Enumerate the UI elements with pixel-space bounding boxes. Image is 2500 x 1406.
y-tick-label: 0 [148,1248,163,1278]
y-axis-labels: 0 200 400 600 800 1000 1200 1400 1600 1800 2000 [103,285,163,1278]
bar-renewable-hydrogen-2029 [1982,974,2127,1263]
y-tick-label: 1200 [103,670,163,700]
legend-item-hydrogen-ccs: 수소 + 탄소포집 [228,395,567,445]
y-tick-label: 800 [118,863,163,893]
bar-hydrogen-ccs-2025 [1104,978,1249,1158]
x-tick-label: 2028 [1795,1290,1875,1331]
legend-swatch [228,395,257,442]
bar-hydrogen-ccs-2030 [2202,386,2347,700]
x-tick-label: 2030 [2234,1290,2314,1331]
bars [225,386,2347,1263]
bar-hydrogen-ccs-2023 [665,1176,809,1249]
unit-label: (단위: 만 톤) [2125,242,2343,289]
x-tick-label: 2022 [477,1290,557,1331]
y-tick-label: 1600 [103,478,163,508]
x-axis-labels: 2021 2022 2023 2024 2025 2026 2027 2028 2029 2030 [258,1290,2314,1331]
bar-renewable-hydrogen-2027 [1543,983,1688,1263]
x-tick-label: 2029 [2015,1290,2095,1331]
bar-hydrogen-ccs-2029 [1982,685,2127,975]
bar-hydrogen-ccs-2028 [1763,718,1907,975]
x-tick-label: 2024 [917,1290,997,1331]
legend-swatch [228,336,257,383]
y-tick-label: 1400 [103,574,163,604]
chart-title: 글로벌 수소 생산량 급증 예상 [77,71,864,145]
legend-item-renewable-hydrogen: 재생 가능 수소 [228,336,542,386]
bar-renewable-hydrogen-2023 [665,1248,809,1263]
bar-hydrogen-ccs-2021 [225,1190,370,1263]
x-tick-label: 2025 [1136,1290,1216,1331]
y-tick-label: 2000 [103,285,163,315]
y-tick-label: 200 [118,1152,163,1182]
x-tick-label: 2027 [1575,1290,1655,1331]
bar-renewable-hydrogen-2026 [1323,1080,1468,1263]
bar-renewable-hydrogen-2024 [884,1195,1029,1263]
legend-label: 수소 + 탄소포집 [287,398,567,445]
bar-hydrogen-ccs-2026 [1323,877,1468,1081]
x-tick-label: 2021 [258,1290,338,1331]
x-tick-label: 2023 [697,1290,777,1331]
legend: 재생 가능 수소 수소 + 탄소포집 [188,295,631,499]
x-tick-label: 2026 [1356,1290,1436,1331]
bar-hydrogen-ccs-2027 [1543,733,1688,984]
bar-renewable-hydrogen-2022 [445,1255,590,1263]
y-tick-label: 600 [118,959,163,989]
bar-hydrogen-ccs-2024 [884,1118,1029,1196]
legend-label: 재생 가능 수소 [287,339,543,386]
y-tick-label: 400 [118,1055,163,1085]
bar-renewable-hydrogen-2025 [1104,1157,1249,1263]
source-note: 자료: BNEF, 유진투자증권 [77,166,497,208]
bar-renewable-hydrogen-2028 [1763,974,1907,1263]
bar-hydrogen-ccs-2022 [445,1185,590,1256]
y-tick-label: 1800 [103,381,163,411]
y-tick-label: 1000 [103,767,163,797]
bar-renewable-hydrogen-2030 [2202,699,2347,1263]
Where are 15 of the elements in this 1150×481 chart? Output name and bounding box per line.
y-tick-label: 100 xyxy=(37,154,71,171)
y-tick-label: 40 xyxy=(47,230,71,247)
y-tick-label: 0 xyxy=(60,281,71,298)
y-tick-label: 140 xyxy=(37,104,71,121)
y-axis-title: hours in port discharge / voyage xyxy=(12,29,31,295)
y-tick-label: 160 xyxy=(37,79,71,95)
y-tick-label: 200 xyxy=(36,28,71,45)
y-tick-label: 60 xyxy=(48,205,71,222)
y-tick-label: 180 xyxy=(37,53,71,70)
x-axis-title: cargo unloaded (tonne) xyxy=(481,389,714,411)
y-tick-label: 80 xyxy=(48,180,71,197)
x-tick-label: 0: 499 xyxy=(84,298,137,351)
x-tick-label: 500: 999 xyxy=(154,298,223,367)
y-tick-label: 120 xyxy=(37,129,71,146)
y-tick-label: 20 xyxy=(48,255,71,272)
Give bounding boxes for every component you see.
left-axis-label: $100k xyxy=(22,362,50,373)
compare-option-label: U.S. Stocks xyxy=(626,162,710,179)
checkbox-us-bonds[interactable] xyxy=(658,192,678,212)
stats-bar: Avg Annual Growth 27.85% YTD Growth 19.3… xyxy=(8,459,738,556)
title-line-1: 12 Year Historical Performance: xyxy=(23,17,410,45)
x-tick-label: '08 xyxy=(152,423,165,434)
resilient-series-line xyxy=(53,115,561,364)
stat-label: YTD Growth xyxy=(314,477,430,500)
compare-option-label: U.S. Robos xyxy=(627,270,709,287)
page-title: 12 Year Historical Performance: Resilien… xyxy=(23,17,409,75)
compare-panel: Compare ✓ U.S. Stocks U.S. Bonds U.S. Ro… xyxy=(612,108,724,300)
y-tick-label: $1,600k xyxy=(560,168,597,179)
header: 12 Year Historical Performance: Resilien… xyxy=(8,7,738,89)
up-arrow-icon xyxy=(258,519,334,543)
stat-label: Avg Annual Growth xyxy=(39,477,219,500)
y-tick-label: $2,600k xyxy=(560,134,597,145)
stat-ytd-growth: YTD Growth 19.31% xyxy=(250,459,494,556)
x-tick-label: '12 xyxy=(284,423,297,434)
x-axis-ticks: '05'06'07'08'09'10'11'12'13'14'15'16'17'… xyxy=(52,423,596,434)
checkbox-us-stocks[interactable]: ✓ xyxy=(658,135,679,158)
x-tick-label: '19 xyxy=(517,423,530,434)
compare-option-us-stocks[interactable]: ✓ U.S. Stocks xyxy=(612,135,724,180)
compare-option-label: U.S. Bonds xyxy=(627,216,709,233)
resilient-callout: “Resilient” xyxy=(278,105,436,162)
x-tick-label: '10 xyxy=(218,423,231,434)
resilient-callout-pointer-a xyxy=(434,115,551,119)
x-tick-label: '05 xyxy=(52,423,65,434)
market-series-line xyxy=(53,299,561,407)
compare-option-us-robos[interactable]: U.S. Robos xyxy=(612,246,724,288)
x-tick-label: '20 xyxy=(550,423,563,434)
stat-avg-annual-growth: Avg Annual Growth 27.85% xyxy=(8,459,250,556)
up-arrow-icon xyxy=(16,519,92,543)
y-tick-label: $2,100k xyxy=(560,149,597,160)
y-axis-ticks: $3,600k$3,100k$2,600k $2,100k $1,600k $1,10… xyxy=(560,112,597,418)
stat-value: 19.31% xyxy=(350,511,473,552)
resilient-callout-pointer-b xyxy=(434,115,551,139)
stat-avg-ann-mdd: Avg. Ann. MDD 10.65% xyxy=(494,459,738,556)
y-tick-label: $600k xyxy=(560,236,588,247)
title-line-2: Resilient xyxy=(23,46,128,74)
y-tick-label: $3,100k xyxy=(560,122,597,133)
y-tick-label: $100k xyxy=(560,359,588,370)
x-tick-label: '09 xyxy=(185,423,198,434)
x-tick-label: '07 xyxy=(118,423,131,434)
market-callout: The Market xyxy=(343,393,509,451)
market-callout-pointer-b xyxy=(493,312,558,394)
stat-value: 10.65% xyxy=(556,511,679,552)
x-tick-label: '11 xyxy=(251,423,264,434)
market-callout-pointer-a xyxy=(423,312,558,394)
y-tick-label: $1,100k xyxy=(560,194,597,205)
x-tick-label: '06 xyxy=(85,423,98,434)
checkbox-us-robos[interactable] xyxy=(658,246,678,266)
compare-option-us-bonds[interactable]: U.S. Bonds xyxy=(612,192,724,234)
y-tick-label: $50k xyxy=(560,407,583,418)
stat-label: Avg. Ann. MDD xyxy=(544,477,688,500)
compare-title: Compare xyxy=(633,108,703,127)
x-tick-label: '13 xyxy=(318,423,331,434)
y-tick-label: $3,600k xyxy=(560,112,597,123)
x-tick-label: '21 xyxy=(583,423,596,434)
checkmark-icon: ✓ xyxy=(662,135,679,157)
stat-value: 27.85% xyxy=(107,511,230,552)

:::

> **Instruction**
Copy out verbatim the stretch from the start of the records through the line containing "legend: 재생 가능 수소 수소 + 탄소포집 [188,295,631,499]", including that line.

> **Task solution**
Enumerate the UI elements with pixel-space bounding boxes. Image is 2500 x 1406.
y-tick-label: 0 [148,1248,163,1278]
y-axis-labels: 0 200 400 600 800 1000 1200 1400 1600 1800 2000 [103,285,163,1278]
bar-renewable-hydrogen-2029 [1982,974,2127,1263]
y-tick-label: 1200 [103,670,163,700]
legend-item-hydrogen-ccs: 수소 + 탄소포집 [228,395,567,445]
y-tick-label: 800 [118,863,163,893]
bar-hydrogen-ccs-2025 [1104,978,1249,1158]
x-tick-label: 2028 [1795,1290,1875,1331]
legend-swatch [228,395,257,442]
bar-hydrogen-ccs-2030 [2202,386,2347,700]
x-tick-label: 2030 [2234,1290,2314,1331]
bars [225,386,2347,1263]
bar-hydrogen-ccs-2023 [665,1176,809,1249]
unit-label: (단위: 만 톤) [2125,242,2343,289]
x-tick-label: 2022 [477,1290,557,1331]
y-tick-label: 1600 [103,478,163,508]
x-axis-labels: 2021 2022 2023 2024 2025 2026 2027 2028 2029 2030 [258,1290,2314,1331]
bar-renewable-hydrogen-2027 [1543,983,1688,1263]
x-tick-label: 2029 [2015,1290,2095,1331]
bar-hydrogen-ccs-2029 [1982,685,2127,975]
bar-hydrogen-ccs-2028 [1763,718,1907,975]
x-tick-label: 2024 [917,1290,997,1331]
legend-swatch [228,336,257,383]
y-tick-label: 1400 [103,574,163,604]
chart-title: 글로벌 수소 생산량 급증 예상 [77,71,864,145]
legend-item-renewable-hydrogen: 재생 가능 수소 [228,336,542,386]
bar-renewable-hydrogen-2023 [665,1248,809,1263]
bar-hydrogen-ccs-2021 [225,1190,370,1263]
x-tick-label: 2025 [1136,1290,1216,1331]
y-tick-label: 2000 [103,285,163,315]
y-tick-label: 200 [118,1152,163,1182]
x-tick-label: 2027 [1575,1290,1655,1331]
bar-renewable-hydrogen-2026 [1323,1080,1468,1263]
bar-renewable-hydrogen-2024 [884,1195,1029,1263]
legend-label: 수소 + 탄소포집 [287,398,567,445]
bar-hydrogen-ccs-2026 [1323,877,1468,1081]
x-tick-label: 2021 [258,1290,338,1331]
x-tick-label: 2023 [697,1290,777,1331]
legend: 재생 가능 수소 수소 + 탄소포집 [188,295,631,499]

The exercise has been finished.